_Required work:_ Write out the full listing again, exactly as it stands.

Some records

* START *

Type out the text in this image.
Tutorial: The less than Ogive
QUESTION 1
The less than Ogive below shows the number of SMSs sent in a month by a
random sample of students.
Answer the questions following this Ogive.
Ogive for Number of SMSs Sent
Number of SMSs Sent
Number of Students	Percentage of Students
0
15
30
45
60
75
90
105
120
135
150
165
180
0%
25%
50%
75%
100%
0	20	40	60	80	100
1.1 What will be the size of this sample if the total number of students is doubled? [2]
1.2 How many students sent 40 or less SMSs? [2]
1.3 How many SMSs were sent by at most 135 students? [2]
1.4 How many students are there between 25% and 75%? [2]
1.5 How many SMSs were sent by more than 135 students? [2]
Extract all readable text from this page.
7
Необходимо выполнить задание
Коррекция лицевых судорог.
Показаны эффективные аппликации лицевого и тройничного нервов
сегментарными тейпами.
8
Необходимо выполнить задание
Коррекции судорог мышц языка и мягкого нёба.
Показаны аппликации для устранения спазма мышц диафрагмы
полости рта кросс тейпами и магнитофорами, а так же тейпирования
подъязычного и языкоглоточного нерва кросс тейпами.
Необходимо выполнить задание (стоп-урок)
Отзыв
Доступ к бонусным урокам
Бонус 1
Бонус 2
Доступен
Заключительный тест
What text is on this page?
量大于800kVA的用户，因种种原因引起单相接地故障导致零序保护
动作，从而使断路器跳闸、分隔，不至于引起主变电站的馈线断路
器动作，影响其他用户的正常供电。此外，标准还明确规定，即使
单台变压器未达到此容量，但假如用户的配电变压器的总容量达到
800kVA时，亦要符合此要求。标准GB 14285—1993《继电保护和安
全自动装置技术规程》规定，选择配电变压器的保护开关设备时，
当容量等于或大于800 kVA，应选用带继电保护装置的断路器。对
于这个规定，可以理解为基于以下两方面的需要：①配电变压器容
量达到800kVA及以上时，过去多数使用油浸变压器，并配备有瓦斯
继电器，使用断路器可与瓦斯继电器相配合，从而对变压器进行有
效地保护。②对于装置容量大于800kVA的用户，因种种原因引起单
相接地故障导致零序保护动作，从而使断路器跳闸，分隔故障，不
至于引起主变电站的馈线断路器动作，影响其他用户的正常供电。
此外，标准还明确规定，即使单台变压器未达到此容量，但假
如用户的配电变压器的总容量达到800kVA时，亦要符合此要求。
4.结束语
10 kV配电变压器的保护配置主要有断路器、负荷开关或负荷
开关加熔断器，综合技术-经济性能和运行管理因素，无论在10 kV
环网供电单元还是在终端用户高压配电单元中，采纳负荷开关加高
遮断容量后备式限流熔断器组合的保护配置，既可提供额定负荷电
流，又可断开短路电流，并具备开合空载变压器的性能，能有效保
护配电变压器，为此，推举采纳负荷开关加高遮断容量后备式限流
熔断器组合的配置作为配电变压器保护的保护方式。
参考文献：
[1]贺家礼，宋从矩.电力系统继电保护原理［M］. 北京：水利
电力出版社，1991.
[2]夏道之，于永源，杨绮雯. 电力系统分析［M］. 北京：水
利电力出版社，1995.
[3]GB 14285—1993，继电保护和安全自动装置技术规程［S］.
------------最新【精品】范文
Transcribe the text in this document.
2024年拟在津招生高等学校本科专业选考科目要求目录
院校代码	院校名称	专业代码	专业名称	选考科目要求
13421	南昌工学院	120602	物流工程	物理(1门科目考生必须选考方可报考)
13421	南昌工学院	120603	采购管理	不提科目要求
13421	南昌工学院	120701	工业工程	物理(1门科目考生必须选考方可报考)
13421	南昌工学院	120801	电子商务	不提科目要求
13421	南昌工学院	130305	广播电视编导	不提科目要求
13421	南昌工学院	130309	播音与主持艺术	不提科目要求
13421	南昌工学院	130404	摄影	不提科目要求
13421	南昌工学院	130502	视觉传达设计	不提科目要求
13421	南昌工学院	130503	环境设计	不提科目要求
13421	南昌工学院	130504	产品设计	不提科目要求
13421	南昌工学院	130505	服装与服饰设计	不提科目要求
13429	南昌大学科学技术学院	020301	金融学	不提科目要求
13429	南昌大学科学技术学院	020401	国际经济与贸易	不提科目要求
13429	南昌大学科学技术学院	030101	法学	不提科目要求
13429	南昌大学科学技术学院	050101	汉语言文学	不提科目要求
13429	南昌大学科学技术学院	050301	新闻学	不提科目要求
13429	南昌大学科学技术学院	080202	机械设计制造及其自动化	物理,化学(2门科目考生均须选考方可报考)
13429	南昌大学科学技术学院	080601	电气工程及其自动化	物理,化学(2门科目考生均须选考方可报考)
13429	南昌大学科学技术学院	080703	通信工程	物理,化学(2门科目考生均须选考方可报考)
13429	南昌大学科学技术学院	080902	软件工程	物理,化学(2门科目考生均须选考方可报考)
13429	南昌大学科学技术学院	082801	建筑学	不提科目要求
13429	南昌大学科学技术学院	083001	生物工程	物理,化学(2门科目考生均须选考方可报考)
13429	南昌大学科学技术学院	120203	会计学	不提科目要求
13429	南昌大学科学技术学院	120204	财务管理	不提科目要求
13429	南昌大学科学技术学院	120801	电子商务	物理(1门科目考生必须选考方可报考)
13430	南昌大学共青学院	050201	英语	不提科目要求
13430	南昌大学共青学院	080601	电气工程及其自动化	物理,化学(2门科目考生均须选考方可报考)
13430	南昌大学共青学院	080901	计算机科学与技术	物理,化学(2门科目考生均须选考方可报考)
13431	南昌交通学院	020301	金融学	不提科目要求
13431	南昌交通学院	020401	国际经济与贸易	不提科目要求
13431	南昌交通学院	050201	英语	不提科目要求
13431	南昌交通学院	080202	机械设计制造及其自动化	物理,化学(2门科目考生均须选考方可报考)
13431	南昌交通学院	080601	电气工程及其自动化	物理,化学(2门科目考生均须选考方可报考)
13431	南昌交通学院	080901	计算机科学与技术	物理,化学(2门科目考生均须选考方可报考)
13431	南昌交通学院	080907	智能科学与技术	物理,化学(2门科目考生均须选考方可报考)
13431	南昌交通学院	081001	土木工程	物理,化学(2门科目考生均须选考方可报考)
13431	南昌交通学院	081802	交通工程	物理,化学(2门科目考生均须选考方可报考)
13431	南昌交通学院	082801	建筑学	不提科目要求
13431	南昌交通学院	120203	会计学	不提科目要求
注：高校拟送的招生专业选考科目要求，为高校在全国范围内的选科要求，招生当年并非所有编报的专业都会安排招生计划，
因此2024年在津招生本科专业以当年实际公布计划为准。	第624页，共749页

* END *

_The completed task:_
Type out the text in this image.
Tutorial: The less than Ogive
QUESTION 1
The less than Ogive below shows the number of SMSs sent in a month by a
random sample of students.
Answer the questions following this Ogive.
Ogive for Number of SMSs Sent
Number of SMSs Sent
Number of Students	Percentage of Students
0
15
30
45
60
75
90
105
120
135
150
165
180
0%
25%
50%
75%
100%
0	20	40	60	80	100
1.1 What will be the size of this sample if the total number of students is doubled? [2]
1.2 How many students sent 40 or less SMSs? [2]
1.3 How many SMSs were sent by at most 135 students? [2]
1.4 How many students are there between 25% and 75%? [2]
1.5 How many SMSs were sent by more than 135 students? [2]
Extract all readable text from this page.
7
Необходимо выполнить задание
Коррекция лицевых судорог.
Показаны эффективные аппликации лицевого и тройничного нервов
сегментарными тейпами.
8
Необходимо выполнить задание
Коррекции судорог мышц языка и мягкого нёба.
Показаны аппликации для устранения спазма мышц диафрагмы
полости рта кросс тейпами и магнитофорами, а так же тейпирования
подъязычного и языкоглоточного нерва кросс тейпами.
Необходимо выполнить задание (стоп-урок)
Отзыв
Доступ к бонусным урокам
Бонус 1
Бонус 2
Доступен
Заключительный тест
What text is on this page?
量大于800kVA的用户，因种种原因引起单相接地故障导致零序保护
动作，从而使断路器跳闸、分隔，不至于引起主变电站的馈线断路
器动作，影响其他用户的正常供电。此外，标准还明确规定，即使
单台变压器未达到此容量，但假如用户的配电变压器的总容量达到
800kVA时，亦要符合此要求。标准GB 14285—1993《继电保护和安
全自动装置技术规程》规定，选择配电变压器的保护开关设备时，
当容量等于或大于800 kVA，应选用带继电保护装置的断路器。对
于这个规定，可以理解为基于以下两方面的需要：①配电变压器容
量达到800kVA及以上时，过去多数使用油浸变压器，并配备有瓦斯
继电器，使用断路器可与瓦斯继电器相配合，从而对变压器进行有
效地保护。②对于装置容量大于800kVA的用户，因种种原因引起单
相接地故障导致零序保护动作，从而使断路器跳闸，分隔故障，不
至于引起主变电站的馈线断路器动作，影响其他用户的正常供电。
此外，标准还明确规定，即使单台变压器未达到此容量，但假
如用户的配电变压器的总容量达到800kVA时，亦要符合此要求。
4.结束语
10 kV配电变压器的保护配置主要有断路器、负荷开关或负荷
开关加熔断器，综合技术-经济性能和运行管理因素，无论在10 kV
环网供电单元还是在终端用户高压配电单元中，采纳负荷开关加高
遮断容量后备式限流熔断器组合的保护配置，既可提供额定负荷电
流，又可断开短路电流，并具备开合空载变压器的性能，能有效保
护配电变压器，为此，推举采纳负荷开关加高遮断容量后备式限流
熔断器组合的配置作为配电变压器保护的保护方式。
参考文献：
[1]贺家礼，宋从矩.电力系统继电保护原理［M］. 北京：水利
电力出版社，1991.
[2]夏道之，于永源，杨绮雯. 电力系统分析［M］. 北京：水
利电力出版社，1995.
[3]GB 14285—1993，继电保护和安全自动装置技术规程［S］.
------------最新【精品】范文
Transcribe the text in this document.
2024年拟在津招生高等学校本科专业选考科目要求目录
院校代码	院校名称	专业代码	专业名称	选考科目要求
13421	南昌工学院	120602	物流工程	物理(1门科目考生必须选考方可报考)
13421	南昌工学院	120603	采购管理	不提科目要求
13421	南昌工学院	120701	工业工程	物理(1门科目考生必须选考方可报考)
13421	南昌工学院	120801	电子商务	不提科目要求
13421	南昌工学院	130305	广播电视编导	不提科目要求
13421	南昌工学院	130309	播音与主持艺术	不提科目要求
13421	南昌工学院	130404	摄影	不提科目要求
13421	南昌工学院	130502	视觉传达设计	不提科目要求
13421	南昌工学院	130503	环境设计	不提科目要求
13421	南昌工学院	130504	产品设计	不提科目要求
13421	南昌工学院	130505	服装与服饰设计	不提科目要求
13429	南昌大学科学技术学院	020301	金融学	不提科目要求
13429	南昌大学科学技术学院	020401	国际经济与贸易	不提科目要求
13429	南昌大学科学技术学院	030101	法学	不提科目要求
13429	南昌大学科学技术学院	050101	汉语言文学	不提科目要求
13429	南昌大学科学技术学院	050301	新闻学	不提科目要求
13429	南昌大学科学技术学院	080202	机械设计制造及其自动化	物理,化学(2门科目考生均须选考方可报考)
13429	南昌大学科学技术学院	080601	电气工程及其自动化	物理,化学(2门科目考生均须选考方可报考)
13429	南昌大学科学技术学院	080703	通信工程	物理,化学(2门科目考生均须选考方可报考)
13429	南昌大学科学技术学院	080902	软件工程	物理,化学(2门科目考生均须选考方可报考)
13429	南昌大学科学技术学院	082801	建筑学	不提科目要求
13429	南昌大学科学技术学院	083001	生物工程	物理,化学(2门科目考生均须选考方可报考)
13429	南昌大学科学技术学院	120203	会计学	不提科目要求
13429	南昌大学科学技术学院	120204	财务管理	不提科目要求
13429	南昌大学科学技术学院	120801	电子商务	物理(1门科目考生必须选考方可报考)
13430	南昌大学共青学院	050201	英语	不提科目要求
13430	南昌大学共青学院	080601	电气工程及其自动化	物理,化学(2门科目考生均须选考方可报考)
13430	南昌大学共青学院	080901	计算机科学与技术	物理,化学(2门科目考生均须选考方可报考)
13431	南昌交通学院	020301	金融学	不提科目要求
13431	南昌交通学院	020401	国际经济与贸易	不提科目要求
13431	南昌交通学院	050201	英语	不提科目要求
13431	南昌交通学院	080202	机械设计制造及其自动化	物理,化学(2门科目考生均须选考方可报考)
13431	南昌交通学院	080601	电气工程及其自动化	物理,化学(2门科目考生均须选考方可报考)
13431	南昌交通学院	080901	计算机科学与技术	物理,化学(2门科目考生均须选考方可报考)
13431	南昌交通学院	080907	智能科学与技术	物理,化学(2门科目考生均须选考方可报考)
13431	南昌交通学院	081001	土木工程	物理,化学(2门科目考生均须选考方可报考)
13431	南昌交通学院	081802	交通工程	物理,化学(2门科目考生均须选考方可报考)
13431	南昌交通学院	082801	建筑学	不提科目要求
13431	南昌交通学院	120203	会计学	不提科目要求
注：高校拟送的招生专业选考科目要求，为高校在全国范围内的选科要求，招生当年并非所有编报的专业都会安排招生计划，
因此2024年在津招生本科专业以当年实际公布计划为准。	第624页，共749页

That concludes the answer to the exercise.